— Start of Data provided —

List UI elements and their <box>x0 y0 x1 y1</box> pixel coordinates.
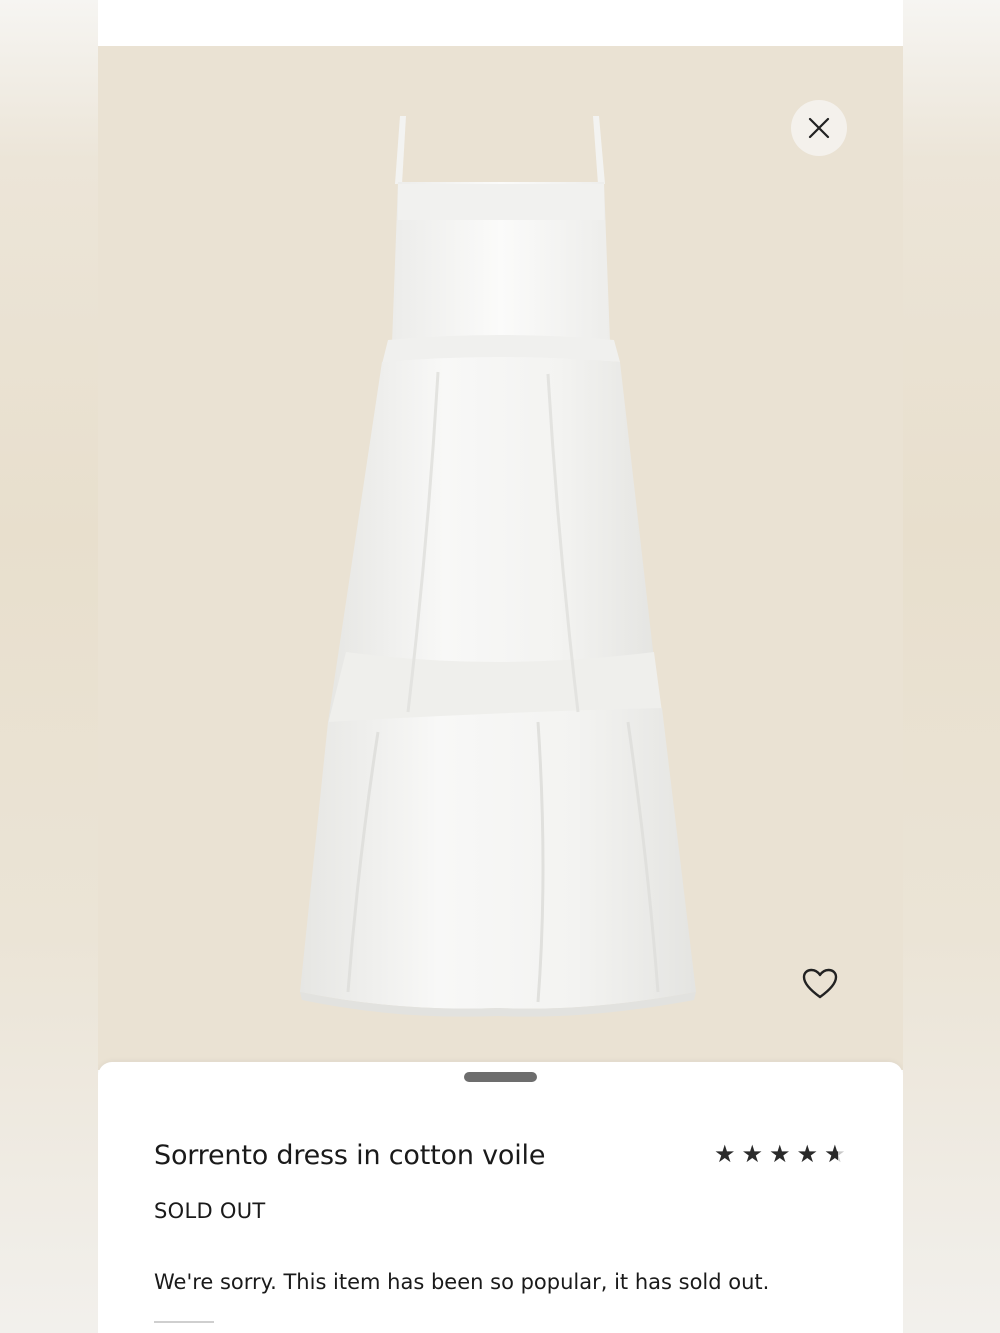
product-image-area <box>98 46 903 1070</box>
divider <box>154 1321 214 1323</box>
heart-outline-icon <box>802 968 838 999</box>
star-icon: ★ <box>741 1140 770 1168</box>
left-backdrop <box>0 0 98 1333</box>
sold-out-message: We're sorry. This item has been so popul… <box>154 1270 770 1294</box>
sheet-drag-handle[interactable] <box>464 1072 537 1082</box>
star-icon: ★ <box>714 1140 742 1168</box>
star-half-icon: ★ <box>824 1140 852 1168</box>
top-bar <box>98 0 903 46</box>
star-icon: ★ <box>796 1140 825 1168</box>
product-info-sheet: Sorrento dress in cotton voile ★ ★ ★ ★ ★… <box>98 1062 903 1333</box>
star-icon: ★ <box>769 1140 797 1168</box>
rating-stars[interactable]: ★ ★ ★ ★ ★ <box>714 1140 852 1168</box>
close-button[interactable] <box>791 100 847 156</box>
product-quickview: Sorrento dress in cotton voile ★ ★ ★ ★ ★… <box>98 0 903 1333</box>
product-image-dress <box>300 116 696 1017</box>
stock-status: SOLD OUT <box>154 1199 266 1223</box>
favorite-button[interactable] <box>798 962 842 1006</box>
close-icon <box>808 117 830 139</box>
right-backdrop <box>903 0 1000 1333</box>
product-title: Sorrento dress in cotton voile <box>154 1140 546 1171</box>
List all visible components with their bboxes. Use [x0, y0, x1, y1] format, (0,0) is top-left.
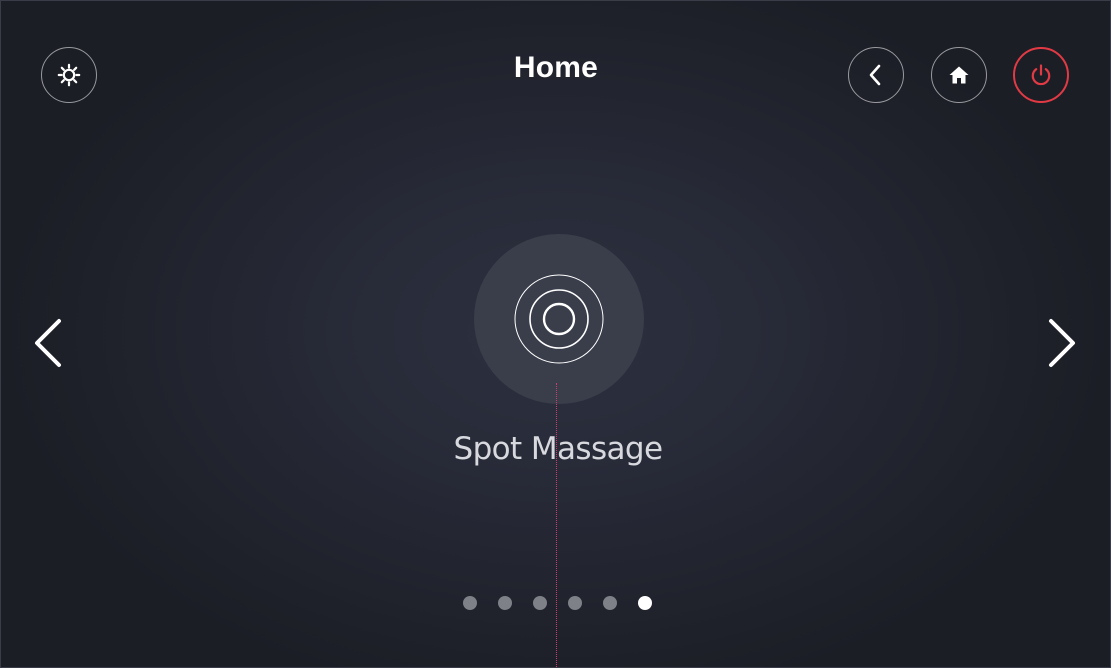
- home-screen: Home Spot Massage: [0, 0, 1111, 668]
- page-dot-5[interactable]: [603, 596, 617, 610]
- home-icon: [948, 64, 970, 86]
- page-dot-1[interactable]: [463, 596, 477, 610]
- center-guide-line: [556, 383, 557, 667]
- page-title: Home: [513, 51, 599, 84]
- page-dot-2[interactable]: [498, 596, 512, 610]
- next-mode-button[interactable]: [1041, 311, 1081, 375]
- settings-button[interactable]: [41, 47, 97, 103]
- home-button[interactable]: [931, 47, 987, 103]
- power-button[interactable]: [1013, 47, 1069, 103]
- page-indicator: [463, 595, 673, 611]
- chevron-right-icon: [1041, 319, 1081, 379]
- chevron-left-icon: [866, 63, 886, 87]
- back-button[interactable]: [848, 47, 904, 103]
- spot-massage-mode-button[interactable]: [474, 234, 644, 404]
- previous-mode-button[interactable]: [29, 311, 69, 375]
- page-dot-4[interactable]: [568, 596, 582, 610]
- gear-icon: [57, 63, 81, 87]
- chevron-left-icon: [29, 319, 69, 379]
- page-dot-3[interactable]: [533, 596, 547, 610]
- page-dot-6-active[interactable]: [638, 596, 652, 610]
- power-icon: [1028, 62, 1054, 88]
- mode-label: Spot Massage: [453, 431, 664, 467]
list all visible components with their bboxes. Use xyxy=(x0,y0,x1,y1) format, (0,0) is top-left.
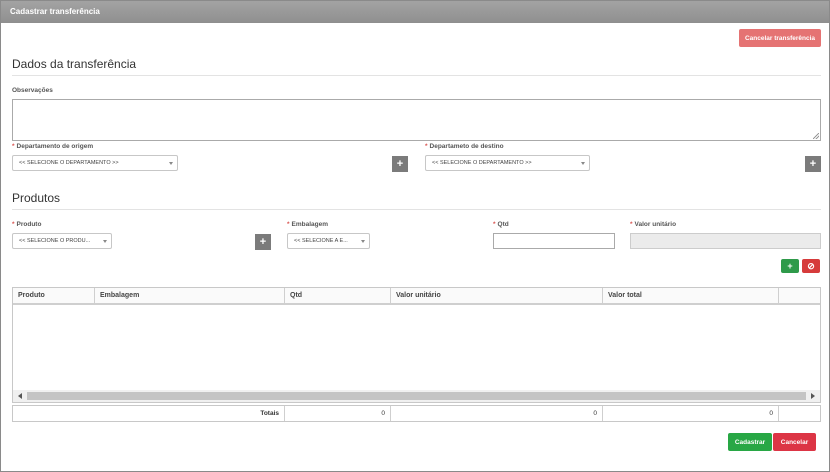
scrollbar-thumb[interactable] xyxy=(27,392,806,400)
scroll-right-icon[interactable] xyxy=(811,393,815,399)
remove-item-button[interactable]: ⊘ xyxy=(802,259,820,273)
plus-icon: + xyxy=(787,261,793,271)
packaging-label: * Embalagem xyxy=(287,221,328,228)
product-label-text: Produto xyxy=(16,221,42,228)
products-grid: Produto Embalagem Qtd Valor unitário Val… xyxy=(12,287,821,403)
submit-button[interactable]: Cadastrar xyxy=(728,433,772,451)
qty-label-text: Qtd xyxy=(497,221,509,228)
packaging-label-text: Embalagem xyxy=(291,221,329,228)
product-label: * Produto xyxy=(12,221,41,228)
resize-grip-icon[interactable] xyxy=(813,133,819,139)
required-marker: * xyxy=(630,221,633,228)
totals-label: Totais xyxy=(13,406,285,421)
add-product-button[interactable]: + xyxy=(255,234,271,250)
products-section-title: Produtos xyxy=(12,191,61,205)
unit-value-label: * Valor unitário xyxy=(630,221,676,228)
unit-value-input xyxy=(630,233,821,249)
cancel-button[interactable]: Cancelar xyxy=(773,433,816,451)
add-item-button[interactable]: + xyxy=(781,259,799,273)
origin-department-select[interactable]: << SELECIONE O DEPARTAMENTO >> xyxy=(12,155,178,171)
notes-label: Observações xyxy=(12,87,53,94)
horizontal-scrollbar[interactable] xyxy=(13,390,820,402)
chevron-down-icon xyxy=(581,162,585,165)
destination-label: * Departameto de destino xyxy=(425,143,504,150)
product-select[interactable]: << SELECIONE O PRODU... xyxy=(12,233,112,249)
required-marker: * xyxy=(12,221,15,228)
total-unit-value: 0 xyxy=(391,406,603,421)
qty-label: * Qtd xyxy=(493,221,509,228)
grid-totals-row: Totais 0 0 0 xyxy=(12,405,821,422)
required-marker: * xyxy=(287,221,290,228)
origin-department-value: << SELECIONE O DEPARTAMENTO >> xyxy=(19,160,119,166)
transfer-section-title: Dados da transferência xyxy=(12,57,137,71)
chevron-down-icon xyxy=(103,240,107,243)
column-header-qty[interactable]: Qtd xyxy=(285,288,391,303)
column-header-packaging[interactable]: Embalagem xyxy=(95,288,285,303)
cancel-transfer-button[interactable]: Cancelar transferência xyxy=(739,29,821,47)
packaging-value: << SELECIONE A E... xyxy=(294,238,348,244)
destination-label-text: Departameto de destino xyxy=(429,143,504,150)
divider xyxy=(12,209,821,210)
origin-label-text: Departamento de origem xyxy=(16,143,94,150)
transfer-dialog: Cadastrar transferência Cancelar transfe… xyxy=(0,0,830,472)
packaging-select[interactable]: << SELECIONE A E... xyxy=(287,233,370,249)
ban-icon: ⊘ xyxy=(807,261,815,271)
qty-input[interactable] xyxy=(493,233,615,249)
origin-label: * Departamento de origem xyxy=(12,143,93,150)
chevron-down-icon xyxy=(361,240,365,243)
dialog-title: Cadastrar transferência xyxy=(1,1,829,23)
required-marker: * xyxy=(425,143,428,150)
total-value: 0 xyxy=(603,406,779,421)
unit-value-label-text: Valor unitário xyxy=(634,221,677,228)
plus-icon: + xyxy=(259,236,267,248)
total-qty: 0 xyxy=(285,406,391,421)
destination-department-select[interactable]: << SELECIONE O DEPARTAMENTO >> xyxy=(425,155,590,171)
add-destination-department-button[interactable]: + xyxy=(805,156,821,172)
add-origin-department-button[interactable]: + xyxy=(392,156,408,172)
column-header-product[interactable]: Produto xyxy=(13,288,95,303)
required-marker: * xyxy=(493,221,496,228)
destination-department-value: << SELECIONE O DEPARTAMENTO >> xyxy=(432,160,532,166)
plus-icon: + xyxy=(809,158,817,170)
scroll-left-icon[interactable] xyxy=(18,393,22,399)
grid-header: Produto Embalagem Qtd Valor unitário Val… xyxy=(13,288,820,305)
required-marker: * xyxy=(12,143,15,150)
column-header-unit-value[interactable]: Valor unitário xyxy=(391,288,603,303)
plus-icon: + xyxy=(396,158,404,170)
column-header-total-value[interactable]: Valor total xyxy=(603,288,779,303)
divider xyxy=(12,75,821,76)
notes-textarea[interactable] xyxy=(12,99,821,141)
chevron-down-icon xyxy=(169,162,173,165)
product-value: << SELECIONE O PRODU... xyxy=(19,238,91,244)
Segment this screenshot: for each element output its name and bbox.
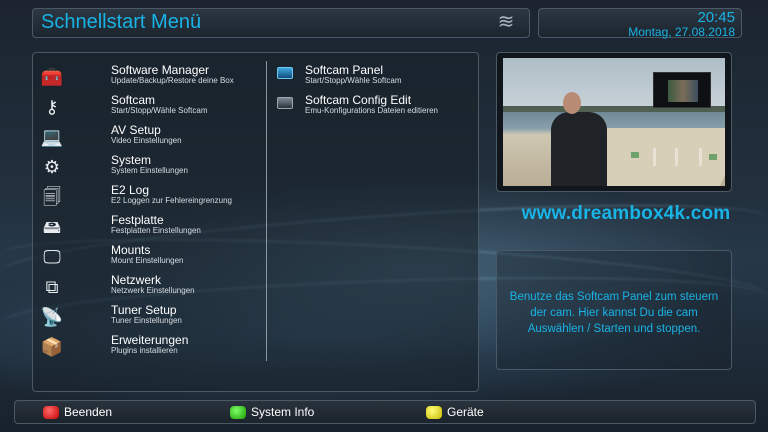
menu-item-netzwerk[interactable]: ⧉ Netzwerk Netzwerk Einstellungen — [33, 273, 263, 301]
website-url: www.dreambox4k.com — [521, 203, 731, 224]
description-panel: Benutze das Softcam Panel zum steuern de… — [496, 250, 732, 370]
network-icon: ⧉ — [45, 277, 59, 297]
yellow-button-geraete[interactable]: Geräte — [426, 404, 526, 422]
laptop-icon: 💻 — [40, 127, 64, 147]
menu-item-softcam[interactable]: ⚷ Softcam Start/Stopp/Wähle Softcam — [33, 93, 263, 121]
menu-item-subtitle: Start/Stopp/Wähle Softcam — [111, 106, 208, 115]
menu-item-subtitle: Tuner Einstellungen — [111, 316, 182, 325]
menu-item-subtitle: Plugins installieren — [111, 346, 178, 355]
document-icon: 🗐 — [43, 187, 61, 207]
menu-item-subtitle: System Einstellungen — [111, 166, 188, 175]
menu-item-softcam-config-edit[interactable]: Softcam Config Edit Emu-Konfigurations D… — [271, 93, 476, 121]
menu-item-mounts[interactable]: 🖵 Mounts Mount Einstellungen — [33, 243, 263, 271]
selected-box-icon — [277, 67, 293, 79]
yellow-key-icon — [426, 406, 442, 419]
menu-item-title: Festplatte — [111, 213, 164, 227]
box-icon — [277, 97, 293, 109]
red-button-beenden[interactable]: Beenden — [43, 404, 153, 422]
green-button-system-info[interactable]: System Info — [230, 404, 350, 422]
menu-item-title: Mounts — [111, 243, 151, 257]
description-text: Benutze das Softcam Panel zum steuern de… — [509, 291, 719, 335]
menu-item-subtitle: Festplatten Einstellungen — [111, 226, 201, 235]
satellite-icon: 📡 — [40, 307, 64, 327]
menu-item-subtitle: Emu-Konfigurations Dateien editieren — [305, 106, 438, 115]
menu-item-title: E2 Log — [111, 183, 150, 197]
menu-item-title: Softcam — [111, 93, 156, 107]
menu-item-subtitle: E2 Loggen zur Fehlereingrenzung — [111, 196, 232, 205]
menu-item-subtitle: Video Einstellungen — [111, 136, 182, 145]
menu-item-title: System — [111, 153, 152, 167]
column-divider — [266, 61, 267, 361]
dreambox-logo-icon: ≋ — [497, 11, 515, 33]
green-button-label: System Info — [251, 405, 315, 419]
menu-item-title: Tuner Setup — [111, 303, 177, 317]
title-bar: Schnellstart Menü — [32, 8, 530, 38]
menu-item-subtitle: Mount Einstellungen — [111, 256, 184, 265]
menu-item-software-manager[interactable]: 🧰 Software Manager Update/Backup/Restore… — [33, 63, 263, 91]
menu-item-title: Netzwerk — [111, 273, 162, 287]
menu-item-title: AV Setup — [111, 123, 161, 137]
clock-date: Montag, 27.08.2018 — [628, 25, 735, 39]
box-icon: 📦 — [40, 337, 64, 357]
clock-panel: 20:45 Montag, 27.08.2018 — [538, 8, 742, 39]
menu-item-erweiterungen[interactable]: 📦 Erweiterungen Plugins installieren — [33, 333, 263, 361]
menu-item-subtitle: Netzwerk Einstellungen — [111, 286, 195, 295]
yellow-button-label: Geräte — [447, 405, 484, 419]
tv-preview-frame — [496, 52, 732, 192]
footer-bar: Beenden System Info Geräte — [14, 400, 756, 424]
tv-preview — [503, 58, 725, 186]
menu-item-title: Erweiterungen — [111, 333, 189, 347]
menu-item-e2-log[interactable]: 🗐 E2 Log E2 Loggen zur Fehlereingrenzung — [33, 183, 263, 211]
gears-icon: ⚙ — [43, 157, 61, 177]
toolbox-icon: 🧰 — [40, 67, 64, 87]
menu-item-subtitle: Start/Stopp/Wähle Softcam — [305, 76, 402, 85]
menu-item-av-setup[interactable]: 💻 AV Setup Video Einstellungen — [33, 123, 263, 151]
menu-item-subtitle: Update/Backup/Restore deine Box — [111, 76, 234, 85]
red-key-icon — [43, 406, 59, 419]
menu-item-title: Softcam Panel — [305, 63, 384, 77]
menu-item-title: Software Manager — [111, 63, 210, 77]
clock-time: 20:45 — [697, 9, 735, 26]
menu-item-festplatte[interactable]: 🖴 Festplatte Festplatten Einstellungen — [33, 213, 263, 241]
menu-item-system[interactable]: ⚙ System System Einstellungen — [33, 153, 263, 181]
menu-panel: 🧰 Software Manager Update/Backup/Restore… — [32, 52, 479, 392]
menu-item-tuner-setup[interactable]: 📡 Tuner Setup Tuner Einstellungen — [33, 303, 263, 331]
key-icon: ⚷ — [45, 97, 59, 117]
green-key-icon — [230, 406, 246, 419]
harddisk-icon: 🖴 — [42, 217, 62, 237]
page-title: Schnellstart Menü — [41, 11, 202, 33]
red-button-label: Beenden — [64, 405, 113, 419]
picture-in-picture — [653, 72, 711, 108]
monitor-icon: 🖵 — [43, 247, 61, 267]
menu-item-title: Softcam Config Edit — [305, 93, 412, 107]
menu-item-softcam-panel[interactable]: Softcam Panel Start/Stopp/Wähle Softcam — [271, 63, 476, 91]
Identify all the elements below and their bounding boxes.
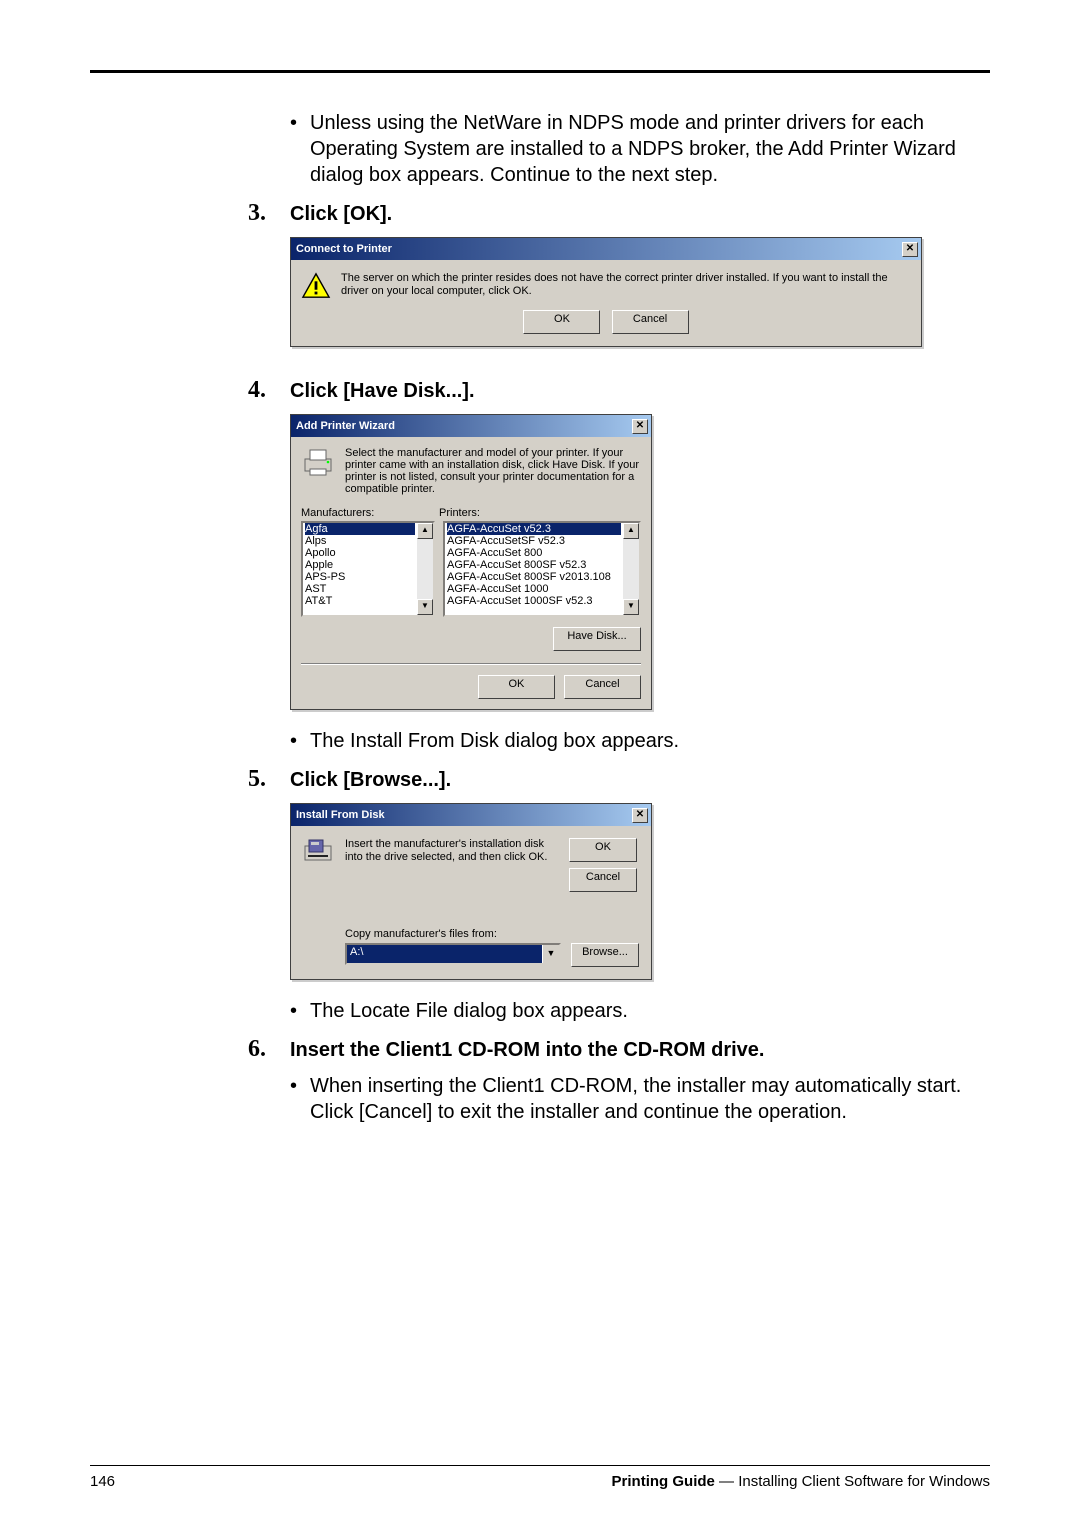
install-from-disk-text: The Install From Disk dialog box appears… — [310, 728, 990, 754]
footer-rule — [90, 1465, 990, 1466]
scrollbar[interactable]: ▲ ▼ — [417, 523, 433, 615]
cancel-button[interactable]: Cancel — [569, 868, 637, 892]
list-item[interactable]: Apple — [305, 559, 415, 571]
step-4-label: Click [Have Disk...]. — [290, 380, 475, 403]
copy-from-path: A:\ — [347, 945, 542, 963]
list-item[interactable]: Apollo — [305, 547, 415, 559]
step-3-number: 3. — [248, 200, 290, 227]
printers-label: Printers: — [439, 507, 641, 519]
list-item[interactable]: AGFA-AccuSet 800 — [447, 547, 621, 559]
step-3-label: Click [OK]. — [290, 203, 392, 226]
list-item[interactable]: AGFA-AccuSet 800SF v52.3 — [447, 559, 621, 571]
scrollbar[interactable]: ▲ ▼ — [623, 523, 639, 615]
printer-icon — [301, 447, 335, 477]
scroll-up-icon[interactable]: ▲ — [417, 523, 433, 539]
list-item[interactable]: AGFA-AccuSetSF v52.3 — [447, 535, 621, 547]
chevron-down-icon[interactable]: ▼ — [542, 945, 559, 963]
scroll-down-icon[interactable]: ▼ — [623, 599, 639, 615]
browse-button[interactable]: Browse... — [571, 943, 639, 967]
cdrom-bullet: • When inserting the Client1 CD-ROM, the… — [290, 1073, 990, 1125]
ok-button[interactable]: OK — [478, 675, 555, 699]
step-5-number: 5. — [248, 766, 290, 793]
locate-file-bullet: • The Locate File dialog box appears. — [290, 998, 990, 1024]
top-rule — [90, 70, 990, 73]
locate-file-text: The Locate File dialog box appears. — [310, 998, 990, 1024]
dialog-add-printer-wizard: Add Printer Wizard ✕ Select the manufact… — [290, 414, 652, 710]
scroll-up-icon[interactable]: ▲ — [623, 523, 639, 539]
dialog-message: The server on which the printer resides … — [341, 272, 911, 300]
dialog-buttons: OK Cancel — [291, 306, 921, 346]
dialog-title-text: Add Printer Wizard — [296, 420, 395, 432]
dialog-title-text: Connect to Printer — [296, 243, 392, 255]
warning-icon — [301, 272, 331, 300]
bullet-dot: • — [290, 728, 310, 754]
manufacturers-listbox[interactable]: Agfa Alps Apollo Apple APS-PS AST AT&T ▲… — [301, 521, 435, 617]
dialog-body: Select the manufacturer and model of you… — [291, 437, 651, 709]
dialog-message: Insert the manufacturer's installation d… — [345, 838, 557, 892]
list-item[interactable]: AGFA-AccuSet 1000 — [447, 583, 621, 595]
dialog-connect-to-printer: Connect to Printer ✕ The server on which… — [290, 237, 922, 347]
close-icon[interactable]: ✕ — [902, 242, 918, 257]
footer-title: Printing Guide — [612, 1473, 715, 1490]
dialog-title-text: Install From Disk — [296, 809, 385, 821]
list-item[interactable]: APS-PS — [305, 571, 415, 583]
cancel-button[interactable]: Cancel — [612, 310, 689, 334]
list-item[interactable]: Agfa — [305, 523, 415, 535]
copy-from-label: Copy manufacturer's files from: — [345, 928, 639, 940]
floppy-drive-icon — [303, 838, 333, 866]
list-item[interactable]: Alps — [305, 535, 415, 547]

— End of Data provided —

§ Task: Count the lines above that contain the string "Apollo", matching case exactly, and give only the number.

§ Finished task: 2